Dataset items
=====

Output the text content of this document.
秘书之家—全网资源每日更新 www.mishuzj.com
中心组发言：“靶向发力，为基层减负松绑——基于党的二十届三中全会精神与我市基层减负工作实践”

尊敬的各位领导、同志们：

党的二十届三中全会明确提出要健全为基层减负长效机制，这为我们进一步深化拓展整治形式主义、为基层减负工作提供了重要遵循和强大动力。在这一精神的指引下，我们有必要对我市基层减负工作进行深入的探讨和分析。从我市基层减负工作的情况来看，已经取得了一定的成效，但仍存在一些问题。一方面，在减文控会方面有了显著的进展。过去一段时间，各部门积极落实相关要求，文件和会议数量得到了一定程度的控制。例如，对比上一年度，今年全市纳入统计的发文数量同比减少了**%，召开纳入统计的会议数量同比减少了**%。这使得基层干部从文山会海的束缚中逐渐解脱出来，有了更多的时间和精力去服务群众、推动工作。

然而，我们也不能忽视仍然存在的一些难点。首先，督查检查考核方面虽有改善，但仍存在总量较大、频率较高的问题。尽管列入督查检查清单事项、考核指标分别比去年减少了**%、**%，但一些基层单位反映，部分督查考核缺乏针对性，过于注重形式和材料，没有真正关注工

=====

Write out the entire listing exactly.

> Expected answer
Output the text content of this document.
秘书之家—全网资源每日更新 www.mishuzj.com
中心组发言：“靶向发力，为基层减负松绑——基于党的二十届三中全会精神与我市基层减负工作实践”

尊敬的各位领导、同志们：

党的二十届三中全会明确提出要健全为基层减负长效机制，这为我们进一步深化拓展整治形式主义、为基层减负工作提供了重要遵循和强大动力。在这一精神的指引下，我们有必要对我市基层减负工作进行深入的探讨和分析。从我市基层减负工作的情况来看，已经取得了一定的成效，但仍存在一些问题。一方面，在减文控会方面有了显著的进展。过去一段时间，各部门积极落实相关要求，文件和会议数量得到了一定程度的控制。例如，对比上一年度，今年全市纳入统计的发文数量同比减少了**%，召开纳入统计的会议数量同比减少了**%。这使得基层干部从文山会海的束缚中逐渐解脱出来，有了更多的时间和精力去服务群众、推动工作。

然而，我们也不能忽视仍然存在的一些难点。首先，督查检查考核方面虽有改善，但仍存在总量较大、频率较高的问题。尽管列入督查检查清单事项、考核指标分别比去年减少了**%、**%，但一些基层单位反映，部分督查考核缺乏针对性，过于注重形式和材料，没有真正关注工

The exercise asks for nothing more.